_Exercise objective_: Your task is to output the data exactly as it stands.

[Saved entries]
________

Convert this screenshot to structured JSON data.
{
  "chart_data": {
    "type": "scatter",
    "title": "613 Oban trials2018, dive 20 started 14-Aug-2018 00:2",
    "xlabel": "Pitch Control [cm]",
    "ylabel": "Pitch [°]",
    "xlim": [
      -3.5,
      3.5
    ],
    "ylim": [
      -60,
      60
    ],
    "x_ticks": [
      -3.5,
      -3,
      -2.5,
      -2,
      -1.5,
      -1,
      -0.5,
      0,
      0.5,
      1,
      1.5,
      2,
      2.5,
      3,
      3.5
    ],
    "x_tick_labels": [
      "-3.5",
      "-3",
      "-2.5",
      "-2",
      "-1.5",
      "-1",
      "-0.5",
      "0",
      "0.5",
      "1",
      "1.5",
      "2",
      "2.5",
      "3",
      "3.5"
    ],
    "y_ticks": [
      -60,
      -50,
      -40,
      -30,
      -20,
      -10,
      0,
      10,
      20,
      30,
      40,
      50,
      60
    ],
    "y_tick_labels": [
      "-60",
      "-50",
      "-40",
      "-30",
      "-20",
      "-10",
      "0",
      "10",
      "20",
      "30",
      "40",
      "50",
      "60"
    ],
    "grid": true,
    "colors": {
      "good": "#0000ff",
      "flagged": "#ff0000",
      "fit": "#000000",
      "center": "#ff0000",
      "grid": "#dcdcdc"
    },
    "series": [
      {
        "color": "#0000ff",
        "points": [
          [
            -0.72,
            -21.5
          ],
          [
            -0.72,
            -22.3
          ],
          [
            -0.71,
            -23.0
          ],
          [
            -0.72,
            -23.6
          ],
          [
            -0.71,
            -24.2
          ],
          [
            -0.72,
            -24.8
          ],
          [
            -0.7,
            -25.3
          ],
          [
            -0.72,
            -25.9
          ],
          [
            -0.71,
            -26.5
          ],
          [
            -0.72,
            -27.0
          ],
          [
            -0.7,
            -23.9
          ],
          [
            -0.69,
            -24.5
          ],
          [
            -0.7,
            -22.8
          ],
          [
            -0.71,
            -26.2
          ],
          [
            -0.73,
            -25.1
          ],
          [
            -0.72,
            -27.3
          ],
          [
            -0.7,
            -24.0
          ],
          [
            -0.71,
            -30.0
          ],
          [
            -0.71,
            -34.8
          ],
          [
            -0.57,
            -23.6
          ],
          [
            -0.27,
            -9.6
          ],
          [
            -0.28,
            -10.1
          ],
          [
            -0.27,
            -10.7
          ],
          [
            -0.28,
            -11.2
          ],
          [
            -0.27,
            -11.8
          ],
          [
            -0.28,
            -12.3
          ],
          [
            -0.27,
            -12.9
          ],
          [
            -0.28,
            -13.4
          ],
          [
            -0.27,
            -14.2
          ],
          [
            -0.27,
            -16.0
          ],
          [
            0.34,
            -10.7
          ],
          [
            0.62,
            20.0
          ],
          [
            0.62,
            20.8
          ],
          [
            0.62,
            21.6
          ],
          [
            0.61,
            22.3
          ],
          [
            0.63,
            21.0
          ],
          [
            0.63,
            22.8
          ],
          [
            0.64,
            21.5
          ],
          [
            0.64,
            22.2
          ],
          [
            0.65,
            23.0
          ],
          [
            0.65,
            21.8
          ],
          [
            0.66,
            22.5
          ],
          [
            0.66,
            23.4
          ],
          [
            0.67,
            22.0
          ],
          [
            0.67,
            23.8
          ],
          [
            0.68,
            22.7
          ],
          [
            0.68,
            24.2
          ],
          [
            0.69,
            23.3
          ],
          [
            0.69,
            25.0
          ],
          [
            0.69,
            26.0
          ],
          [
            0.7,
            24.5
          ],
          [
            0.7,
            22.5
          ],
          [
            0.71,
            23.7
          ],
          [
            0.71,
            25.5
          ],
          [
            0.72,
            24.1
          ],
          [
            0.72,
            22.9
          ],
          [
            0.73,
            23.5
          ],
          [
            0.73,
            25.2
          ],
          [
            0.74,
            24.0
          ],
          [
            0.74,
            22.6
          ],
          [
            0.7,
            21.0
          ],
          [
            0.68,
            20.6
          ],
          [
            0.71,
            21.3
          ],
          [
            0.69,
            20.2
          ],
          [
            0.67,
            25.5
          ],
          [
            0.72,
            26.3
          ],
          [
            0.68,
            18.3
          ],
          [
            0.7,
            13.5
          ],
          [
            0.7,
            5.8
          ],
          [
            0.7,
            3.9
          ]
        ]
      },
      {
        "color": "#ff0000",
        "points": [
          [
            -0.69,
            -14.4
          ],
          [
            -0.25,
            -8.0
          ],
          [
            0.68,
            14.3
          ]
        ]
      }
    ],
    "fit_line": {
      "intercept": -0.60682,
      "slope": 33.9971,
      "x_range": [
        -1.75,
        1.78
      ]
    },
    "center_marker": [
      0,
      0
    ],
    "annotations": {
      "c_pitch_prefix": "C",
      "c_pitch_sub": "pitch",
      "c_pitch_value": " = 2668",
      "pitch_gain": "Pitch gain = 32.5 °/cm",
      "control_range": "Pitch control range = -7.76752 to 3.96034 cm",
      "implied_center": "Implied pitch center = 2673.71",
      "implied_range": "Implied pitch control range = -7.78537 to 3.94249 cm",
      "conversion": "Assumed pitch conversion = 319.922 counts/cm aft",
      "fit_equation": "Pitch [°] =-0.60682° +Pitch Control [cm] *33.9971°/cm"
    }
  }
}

________

_Written solution_:
Convert this screenshot to structured JSON data.
{
  "chart_data": {
    "type": "scatter",
    "title": "613 Oban trials2018, dive 20 started 14-Aug-2018 00:2",
    "xlabel": "Pitch Control [cm]",
    "ylabel": "Pitch [°]",
    "xlim": [
      -3.5,
      3.5
    ],
    "ylim": [
      -60,
      60
    ],
    "x_ticks": [
      -3.5,
      -3,
      -2.5,
      -2,
      -1.5,
      -1,
      -0.5,
      0,
      0.5,
      1,
      1.5,
      2,
      2.5,
      3,
      3.5
    ],
    "x_tick_labels": [
      "-3.5",
      "-3",
      "-2.5",
      "-2",
      "-1.5",
      "-1",
      "-0.5",
      "0",
      "0.5",
      "1",
      "1.5",
      "2",
      "2.5",
      "3",
      "3.5"
    ],
    "y_ticks": [
      -60,
      -50,
      -40,
      -30,
      -20,
      -10,
      0,
      10,
      20,
      30,
      40,
      50,
      60
    ],
    "y_tick_labels": [
      "-60",
      "-50",
      "-40",
      "-30",
      "-20",
      "-10",
      "0",
      "10",
      "20",
      "30",
      "40",
      "50",
      "60"
    ],
    "grid": true,
    "colors": {
      "good": "#0000ff",
      "flagged": "#ff0000",
      "fit": "#000000",
      "center": "#ff0000",
      "grid": "#dcdcdc"
    },
    "series": [
      {
        "color": "#0000ff",
        "points": [
          [
            -0.72,
            -21.5
          ],
          [
            -0.72,
            -22.3
          ],
          [
            -0.71,
            -23.0
          ],
          [
            -0.72,
            -23.6
          ],
          [
            -0.71,
            -24.2
          ],
          [
            -0.72,
            -24.8
          ],
          [
            -0.7,
            -25.3
          ],
          [
            -0.72,
            -25.9
          ],
          [
            -0.71,
            -26.5
          ],
          [
            -0.72,
            -27.0
          ],
          [
            -0.7,
            -23.9
          ],
          [
            -0.69,
            -24.5
          ],
          [
            -0.7,
            -22.8
          ],
          [
            -0.71,
            -26.2
          ],
          [
            -0.73,
            -25.1
          ],
          [
            -0.72,
            -27.3
          ],
          [
            -0.7,
            -24.0
          ],
          [
            -0.71,
            -30.0
          ],
          [
            -0.71,
            -34.8
          ],
          [
            -0.57,
            -23.6
          ],
          [
            -0.27,
            -9.6
          ],
          [
            -0.28,
            -10.1
          ],
          [
            -0.27,
            -10.7
          ],
          [
            -0.28,
            -11.2
          ],
          [
            -0.27,
            -11.8
          ],
          [
            -0.28,
            -12.3
          ],
          [
            -0.27,
            -12.9
          ],
          [
            -0.28,
            -13.4
          ],
          [
            -0.27,
            -14.2
          ],
          [
            -0.27,
            -16.0
          ],
          [
            0.34,
            -10.7
          ],
          [
            0.62,
            20.0
          ],
          [
            0.62,
            20.8
          ],
          [
            0.62,
            21.6
          ],
          [
            0.61,
            22.3
          ],
          [
            0.63,
            21.0
          ],
          [
            0.63,
            22.8
          ],
          [
            0.64,
            21.5
          ],
          [
            0.64,
            22.2
          ],
          [
            0.65,
            23.0
          ],
          [
            0.65,
            21.8
          ],
          [
            0.66,
            22.5
          ],
          [
            0.66,
            23.4
          ],
          [
            0.67,
            22.0
          ],
          [
            0.67,
            23.8
          ],
          [
            0.68,
            22.7
          ],
          [
            0.68,
            24.2
          ],
          [
            0.69,
            23.3
          ],
          [
            0.69,
            25.0
          ],
          [
            0.69,
            26.0
          ],
          [
            0.7,
            24.5
          ],
          [
            0.7,
            22.5
          ],
          [
            0.71,
            23.7
          ],
          [
            0.71,
            25.5
          ],
          [
            0.72,
            24.1
          ],
          [
            0.72,
            22.9
          ],
          [
            0.73,
            23.5
          ],
          [
            0.73,
            25.2
          ],
          [
            0.74,
            24.0
          ],
          [
            0.74,
            22.6
          ],
          [
            0.7,
            21.0
          ],
          [
            0.68,
            20.6
          ],
          [
            0.71,
            21.3
          ],
          [
            0.69,
            20.2
          ],
          [
            0.67,
            25.5
          ],
          [
            0.72,
            26.3
          ],
          [
            0.68,
            18.3
          ],
          [
            0.7,
            13.5
          ],
          [
            0.7,
            5.8
          ],
          [
            0.7,
            3.9
          ]
        ]
      },
      {
        "color": "#ff0000",
        "points": [
          [
            -0.69,
            -14.4
          ],
          [
            -0.25,
            -8.0
          ],
          [
            0.68,
            14.3
          ]
        ]
      }
    ],
    "fit_line": {
      "intercept": -0.60682,
      "slope": 33.9971,
      "x_range": [
        -1.75,
        1.78
      ]
    },
    "center_marker": [
      0,
      0
    ],
    "annotations": {
      "c_pitch_prefix": "C",
      "c_pitch_sub": "pitch",
      "c_pitch_value": " = 2668",
      "pitch_gain": "Pitch gain = 32.5 °/cm",
      "control_range": "Pitch control range = -7.76752 to 3.96034 cm",
      "implied_center": "Implied pitch center = 2673.71",
      "implied_range": "Implied pitch control range = -7.78537 to 3.94249 cm",
      "conversion": "Assumed pitch conversion = 319.922 counts/cm aft",
      "fit_equation": "Pitch [°] =-0.60682° +Pitch Control [cm] *33.9971°/cm"
    }
  }
}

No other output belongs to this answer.